### GIVEN PROBLEM
Turn the items, from the first line up to and including the line containing "Point: [201, 667, 224, 681]", into a Markdown table with the columns Row and Line. Number each row and leave out any blank lines.

· · · ·

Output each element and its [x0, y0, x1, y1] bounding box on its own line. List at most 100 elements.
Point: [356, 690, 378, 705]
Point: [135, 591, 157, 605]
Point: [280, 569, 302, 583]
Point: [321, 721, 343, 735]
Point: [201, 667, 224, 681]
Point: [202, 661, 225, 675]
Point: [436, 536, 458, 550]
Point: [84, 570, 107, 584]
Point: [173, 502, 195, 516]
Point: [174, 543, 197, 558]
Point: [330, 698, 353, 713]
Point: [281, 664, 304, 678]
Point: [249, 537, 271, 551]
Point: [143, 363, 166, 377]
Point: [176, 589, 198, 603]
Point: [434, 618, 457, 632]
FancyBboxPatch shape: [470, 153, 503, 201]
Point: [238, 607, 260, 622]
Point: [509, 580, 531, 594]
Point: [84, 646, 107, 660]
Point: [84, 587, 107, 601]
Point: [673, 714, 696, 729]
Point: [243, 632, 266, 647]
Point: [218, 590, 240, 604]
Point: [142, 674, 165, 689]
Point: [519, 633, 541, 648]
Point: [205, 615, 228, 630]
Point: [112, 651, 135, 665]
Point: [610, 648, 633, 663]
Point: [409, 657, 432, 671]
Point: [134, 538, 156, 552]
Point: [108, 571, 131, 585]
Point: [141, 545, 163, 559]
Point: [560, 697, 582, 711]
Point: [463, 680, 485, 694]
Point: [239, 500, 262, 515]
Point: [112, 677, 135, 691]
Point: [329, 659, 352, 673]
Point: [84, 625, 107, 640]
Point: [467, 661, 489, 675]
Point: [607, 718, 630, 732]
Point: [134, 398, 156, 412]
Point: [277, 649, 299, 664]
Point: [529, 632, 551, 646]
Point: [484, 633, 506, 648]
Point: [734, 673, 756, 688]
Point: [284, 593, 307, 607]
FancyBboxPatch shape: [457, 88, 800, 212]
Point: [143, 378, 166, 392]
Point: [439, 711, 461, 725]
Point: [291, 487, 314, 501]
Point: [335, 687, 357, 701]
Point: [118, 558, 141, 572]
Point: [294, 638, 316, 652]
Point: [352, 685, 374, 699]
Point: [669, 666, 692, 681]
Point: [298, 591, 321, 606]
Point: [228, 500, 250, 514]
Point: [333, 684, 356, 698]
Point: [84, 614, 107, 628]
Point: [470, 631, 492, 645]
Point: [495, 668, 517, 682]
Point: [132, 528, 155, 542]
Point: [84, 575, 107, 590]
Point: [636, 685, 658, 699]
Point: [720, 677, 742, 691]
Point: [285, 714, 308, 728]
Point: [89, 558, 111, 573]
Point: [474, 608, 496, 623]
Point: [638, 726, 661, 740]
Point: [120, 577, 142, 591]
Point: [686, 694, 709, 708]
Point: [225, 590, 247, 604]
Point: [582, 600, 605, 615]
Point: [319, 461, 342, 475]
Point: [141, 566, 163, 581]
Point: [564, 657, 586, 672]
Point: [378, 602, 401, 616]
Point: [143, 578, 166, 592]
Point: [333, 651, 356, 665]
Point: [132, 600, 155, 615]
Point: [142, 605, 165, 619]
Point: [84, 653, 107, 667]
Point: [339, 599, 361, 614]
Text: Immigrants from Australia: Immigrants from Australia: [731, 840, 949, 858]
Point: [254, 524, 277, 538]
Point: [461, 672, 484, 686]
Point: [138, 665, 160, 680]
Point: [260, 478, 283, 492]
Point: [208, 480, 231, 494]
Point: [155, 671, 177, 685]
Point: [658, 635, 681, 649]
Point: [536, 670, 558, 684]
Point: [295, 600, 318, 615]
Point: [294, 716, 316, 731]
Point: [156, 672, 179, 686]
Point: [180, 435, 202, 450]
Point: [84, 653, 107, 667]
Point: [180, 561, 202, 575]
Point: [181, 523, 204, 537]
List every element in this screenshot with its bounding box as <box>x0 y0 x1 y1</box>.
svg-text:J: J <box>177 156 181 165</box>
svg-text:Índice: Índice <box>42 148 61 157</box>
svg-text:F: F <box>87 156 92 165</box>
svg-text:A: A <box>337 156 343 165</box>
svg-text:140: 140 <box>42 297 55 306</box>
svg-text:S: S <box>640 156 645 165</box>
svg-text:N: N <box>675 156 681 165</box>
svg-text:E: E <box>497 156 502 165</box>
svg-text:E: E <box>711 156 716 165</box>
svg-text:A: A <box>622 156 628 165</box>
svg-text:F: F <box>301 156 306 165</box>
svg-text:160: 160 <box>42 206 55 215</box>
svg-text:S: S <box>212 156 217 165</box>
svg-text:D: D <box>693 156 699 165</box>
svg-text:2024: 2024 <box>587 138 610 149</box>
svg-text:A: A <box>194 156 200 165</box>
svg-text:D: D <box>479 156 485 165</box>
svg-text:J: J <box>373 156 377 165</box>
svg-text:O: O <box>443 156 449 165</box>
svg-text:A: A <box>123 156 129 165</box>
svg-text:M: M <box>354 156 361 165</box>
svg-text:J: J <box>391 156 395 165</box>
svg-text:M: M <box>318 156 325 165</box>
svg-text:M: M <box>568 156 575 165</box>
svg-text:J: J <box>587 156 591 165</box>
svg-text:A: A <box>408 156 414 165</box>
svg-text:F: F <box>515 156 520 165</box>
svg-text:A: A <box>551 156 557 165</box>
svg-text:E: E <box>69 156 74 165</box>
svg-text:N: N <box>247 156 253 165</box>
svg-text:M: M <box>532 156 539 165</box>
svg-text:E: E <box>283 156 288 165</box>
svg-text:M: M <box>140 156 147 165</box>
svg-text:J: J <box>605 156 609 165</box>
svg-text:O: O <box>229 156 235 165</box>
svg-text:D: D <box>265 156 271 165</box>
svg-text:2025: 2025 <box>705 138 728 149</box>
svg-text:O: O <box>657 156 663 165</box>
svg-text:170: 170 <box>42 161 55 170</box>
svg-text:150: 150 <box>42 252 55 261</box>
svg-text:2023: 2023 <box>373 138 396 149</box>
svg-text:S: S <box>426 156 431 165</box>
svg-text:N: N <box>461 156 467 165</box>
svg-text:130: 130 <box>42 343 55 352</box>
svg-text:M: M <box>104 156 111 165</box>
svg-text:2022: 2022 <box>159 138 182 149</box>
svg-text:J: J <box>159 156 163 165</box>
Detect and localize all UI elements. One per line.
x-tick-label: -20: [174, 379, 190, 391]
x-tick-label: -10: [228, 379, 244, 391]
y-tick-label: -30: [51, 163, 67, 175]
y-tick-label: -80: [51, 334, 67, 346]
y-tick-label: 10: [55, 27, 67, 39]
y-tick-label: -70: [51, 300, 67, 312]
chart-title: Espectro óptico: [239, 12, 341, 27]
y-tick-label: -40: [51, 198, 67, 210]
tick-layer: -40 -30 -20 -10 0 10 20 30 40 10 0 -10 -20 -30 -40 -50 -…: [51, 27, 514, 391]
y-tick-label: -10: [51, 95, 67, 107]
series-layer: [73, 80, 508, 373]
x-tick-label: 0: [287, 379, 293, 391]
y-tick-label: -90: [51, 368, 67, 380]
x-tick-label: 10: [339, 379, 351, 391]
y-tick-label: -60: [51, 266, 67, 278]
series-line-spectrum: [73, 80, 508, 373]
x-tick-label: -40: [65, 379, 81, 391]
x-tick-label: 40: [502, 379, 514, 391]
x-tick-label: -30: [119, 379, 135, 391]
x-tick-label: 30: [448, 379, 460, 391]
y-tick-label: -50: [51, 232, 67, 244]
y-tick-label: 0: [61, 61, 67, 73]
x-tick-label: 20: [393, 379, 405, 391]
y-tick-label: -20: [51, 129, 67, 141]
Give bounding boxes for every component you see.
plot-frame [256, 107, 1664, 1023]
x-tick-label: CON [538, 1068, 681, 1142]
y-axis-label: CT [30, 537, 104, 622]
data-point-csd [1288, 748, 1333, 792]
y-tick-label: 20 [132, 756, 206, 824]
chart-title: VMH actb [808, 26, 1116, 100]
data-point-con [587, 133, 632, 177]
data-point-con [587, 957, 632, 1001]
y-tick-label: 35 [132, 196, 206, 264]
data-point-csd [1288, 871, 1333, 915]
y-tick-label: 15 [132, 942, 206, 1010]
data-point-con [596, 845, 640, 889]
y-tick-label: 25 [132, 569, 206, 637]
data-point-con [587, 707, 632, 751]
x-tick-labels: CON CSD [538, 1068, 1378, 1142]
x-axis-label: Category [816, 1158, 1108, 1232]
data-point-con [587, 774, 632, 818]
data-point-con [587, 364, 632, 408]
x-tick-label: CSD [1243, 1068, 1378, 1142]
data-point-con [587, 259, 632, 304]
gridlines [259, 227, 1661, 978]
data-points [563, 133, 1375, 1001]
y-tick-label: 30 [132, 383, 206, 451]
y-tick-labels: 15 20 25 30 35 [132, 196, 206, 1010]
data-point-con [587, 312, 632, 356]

· · · ·

### WRITTEN ANSWER
| Row | Line |
|---|---|
| 1 | Output each element and its [x0, y0, x1, y1] bounding box on its own line. List at most 100 elements. |
| 2 | Point: [356, 690, 378, 705] |
| 3 | Point: [135, 591, 157, 605] |
| 4 | Point: [280, 569, 302, 583] |
| 5 | Point: [321, 721, 343, 735] |
| 6 | Point: [201, 667, 224, 681] |